*DIRECTIVE:* Your task is to gather the lines below that hold the string "malicious".

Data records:
———

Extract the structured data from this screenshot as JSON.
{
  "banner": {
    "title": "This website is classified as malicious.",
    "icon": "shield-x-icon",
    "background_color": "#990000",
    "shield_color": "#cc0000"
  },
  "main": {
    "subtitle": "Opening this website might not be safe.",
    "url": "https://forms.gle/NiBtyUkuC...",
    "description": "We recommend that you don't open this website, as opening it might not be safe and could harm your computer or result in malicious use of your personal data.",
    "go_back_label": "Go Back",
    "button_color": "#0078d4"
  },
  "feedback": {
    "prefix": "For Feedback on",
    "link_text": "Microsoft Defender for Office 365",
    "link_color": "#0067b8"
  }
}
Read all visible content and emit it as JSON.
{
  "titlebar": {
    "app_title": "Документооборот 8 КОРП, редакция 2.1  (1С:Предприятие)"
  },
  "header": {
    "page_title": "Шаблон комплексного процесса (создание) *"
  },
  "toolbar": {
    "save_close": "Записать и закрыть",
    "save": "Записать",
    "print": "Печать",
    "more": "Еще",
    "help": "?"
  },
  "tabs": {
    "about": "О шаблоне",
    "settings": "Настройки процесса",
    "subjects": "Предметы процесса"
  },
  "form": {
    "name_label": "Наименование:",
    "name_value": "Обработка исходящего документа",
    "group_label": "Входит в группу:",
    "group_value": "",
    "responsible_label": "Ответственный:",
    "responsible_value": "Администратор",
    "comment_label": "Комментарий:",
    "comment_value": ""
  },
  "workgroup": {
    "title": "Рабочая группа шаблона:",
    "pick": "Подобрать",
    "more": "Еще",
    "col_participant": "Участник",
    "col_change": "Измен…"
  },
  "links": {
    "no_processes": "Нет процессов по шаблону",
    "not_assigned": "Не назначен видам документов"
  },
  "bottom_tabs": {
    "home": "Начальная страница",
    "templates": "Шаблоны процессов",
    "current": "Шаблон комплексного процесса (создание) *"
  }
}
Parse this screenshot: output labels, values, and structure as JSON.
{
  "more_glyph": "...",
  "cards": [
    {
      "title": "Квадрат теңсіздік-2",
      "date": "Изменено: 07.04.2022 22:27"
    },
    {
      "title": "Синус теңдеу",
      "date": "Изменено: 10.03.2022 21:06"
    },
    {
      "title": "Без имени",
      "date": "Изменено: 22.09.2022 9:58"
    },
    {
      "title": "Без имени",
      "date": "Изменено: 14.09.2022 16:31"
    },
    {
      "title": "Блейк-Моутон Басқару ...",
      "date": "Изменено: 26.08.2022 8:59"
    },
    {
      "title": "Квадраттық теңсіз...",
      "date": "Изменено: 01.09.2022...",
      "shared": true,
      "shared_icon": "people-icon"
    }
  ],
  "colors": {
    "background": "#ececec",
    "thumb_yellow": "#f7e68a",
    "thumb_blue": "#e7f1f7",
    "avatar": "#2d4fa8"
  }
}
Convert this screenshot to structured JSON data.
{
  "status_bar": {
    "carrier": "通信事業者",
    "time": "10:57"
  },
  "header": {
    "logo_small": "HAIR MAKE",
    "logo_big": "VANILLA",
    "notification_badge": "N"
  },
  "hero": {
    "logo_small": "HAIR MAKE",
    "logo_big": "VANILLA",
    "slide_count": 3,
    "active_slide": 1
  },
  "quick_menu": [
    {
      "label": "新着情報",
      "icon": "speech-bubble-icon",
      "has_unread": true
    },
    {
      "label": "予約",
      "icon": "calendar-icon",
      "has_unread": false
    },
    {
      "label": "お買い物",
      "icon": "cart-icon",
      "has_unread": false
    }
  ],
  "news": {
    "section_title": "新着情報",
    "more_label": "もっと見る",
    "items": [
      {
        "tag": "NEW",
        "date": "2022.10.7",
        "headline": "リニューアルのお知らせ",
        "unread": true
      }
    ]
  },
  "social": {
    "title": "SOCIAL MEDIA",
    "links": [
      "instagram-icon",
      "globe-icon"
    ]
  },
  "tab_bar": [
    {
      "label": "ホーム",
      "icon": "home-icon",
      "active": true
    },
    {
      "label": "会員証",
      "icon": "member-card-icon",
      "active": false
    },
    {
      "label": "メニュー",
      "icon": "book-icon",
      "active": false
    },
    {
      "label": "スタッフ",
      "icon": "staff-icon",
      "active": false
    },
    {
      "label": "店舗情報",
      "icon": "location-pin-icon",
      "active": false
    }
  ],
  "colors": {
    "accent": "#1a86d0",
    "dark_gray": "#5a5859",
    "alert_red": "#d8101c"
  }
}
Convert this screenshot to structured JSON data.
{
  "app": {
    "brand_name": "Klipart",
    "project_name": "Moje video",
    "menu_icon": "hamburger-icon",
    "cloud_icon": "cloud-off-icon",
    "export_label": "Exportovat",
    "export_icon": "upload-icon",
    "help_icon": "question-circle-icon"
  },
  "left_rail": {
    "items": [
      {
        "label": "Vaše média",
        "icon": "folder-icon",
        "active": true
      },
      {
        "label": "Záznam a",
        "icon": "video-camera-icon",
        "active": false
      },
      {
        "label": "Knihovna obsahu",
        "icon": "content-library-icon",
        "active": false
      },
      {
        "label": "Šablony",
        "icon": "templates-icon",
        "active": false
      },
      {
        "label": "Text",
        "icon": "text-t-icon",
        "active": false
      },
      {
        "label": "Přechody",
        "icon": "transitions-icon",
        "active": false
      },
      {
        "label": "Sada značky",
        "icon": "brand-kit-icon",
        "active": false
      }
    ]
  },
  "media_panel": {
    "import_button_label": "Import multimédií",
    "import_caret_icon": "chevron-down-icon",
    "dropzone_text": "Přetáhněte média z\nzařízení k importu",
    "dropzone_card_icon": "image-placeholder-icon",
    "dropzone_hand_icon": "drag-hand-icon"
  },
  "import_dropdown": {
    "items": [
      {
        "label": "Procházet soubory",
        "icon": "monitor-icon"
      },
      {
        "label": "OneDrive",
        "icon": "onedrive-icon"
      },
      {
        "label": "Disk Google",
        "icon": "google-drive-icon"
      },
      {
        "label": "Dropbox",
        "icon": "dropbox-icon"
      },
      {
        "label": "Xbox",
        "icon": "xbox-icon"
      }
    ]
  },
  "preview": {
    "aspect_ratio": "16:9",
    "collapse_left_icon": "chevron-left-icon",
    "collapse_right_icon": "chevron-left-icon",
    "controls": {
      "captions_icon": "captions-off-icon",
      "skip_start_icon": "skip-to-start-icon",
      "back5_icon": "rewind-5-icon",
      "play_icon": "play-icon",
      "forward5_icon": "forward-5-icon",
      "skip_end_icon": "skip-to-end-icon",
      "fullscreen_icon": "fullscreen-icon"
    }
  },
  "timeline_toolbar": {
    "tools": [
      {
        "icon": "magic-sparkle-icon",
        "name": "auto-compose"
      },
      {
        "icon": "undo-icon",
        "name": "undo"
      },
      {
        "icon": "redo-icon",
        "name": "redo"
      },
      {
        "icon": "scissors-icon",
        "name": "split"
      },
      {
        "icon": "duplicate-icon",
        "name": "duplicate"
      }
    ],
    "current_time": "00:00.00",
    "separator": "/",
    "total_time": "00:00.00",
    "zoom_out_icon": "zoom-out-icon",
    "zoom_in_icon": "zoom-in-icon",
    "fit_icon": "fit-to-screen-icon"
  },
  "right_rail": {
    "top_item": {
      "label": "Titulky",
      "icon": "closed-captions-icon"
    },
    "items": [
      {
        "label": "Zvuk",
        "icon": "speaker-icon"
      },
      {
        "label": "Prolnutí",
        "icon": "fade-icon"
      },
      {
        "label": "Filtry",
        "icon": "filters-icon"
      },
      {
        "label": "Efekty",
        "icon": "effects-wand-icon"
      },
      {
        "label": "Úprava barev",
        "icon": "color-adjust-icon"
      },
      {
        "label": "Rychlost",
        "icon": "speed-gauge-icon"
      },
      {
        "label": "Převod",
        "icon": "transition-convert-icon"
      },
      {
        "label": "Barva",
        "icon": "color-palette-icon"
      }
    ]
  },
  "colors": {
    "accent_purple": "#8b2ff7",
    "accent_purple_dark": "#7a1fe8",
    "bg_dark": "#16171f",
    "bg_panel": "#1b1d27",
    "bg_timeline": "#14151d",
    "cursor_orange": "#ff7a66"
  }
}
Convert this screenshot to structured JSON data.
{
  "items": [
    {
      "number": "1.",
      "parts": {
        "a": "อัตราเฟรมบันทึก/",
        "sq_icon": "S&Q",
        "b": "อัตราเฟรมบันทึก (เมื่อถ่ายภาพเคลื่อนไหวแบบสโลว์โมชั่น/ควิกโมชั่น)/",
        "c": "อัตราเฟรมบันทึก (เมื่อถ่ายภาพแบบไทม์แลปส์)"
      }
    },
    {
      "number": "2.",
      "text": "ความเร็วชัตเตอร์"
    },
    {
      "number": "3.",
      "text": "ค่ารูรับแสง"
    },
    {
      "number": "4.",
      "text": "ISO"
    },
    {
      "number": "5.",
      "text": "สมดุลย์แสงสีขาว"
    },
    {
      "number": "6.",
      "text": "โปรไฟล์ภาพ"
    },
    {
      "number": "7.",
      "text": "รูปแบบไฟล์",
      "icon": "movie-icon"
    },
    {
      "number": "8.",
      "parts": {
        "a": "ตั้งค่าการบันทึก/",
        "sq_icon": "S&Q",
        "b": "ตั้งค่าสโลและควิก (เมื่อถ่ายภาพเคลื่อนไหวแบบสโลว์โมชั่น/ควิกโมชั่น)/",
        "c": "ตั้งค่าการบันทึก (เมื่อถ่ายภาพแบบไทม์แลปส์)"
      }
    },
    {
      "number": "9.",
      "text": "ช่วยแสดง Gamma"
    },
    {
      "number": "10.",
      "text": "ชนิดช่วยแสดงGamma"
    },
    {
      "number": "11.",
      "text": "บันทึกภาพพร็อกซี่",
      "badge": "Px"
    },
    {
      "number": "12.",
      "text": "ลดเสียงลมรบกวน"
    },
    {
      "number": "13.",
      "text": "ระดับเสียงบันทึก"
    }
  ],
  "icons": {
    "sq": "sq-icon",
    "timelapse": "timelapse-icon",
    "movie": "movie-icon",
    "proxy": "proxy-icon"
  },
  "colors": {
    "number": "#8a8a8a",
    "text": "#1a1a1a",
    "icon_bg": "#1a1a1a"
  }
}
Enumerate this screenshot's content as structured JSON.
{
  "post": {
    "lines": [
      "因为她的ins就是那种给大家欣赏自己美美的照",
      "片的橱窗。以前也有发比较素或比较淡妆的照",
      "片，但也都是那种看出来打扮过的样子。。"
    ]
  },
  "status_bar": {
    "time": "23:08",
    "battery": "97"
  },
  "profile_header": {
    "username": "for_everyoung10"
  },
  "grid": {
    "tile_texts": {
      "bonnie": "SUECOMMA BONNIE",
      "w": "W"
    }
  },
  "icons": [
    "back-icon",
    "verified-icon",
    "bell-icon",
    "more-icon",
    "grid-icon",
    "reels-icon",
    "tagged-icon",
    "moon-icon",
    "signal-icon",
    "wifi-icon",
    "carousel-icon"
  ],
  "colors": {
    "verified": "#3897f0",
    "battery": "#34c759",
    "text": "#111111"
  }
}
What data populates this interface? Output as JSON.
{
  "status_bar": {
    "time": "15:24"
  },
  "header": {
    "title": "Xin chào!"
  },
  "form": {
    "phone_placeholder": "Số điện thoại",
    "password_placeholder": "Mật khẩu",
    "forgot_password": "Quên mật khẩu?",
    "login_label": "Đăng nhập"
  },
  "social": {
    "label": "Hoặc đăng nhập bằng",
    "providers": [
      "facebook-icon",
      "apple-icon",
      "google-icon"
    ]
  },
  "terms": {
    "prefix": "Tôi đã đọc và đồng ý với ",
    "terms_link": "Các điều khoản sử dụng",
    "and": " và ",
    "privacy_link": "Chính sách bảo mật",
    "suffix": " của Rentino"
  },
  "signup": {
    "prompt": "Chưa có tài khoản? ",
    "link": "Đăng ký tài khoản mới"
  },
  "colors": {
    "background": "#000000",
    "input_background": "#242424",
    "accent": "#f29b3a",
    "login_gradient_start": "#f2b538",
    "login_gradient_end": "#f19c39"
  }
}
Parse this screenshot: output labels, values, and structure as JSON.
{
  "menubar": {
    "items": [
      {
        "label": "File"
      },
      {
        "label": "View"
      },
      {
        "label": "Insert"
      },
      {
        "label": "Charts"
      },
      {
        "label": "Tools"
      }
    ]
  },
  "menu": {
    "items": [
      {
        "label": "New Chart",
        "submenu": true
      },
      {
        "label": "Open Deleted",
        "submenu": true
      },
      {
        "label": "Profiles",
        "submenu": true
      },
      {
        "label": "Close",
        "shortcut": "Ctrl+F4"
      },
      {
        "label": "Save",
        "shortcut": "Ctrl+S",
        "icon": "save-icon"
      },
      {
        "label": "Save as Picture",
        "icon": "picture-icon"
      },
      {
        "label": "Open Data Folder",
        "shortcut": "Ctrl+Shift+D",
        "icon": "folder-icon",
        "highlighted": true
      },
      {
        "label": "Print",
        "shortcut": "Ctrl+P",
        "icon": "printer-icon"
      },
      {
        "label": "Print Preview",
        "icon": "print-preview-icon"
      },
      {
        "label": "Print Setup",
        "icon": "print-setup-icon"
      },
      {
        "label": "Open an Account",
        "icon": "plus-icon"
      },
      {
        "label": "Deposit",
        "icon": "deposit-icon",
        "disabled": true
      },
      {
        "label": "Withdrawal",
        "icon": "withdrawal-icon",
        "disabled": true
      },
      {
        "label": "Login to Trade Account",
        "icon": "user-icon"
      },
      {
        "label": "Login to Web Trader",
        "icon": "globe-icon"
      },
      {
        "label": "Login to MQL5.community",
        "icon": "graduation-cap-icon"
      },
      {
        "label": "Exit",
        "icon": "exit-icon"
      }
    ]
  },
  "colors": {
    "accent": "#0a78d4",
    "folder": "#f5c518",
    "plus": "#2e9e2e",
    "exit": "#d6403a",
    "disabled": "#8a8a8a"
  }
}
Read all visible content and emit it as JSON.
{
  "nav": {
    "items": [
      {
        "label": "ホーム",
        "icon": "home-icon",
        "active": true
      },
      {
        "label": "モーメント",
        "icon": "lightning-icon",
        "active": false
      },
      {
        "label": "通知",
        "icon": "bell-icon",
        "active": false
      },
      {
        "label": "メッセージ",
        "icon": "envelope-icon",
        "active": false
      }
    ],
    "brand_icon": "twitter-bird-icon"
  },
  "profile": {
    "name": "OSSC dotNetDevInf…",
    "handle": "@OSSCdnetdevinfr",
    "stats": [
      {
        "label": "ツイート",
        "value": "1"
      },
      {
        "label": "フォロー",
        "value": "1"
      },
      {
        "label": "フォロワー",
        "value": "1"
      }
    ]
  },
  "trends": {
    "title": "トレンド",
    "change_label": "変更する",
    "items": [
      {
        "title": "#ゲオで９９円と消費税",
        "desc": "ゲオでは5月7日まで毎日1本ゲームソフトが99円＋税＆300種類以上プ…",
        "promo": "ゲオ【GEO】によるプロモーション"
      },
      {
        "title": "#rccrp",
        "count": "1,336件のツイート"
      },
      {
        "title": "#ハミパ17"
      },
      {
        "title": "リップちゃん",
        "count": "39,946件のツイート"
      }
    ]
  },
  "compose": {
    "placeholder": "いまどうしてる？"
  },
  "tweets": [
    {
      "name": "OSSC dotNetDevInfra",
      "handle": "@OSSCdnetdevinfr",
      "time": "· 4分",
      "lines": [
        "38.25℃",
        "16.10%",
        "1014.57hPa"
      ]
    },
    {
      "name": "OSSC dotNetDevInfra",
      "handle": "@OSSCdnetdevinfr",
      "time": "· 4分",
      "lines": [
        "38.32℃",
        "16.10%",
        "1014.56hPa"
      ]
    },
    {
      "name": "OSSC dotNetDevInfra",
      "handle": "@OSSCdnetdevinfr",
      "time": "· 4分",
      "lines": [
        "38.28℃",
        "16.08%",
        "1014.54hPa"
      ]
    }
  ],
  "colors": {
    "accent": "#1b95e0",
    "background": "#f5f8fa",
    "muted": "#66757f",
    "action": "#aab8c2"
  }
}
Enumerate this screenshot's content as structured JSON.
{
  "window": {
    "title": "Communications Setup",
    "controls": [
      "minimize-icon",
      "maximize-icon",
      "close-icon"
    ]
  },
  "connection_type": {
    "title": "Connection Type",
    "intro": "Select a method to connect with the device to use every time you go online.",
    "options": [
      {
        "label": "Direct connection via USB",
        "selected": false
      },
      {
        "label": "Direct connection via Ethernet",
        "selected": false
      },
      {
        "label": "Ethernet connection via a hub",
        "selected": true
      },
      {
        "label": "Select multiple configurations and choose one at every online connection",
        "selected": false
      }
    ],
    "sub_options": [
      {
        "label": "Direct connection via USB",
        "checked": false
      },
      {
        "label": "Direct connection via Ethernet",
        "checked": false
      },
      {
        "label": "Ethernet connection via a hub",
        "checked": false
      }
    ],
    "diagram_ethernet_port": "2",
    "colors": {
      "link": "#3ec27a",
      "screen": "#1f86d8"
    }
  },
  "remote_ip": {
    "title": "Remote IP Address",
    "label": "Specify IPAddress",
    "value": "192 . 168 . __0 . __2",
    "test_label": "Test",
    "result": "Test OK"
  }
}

———

*THE REPLY:*
    "title": "This website is classified as malicious.",
    "description": "We recommend that you don't open this website, as opening it might not be safe and could harm your computer or result in malicious use of your personal data.",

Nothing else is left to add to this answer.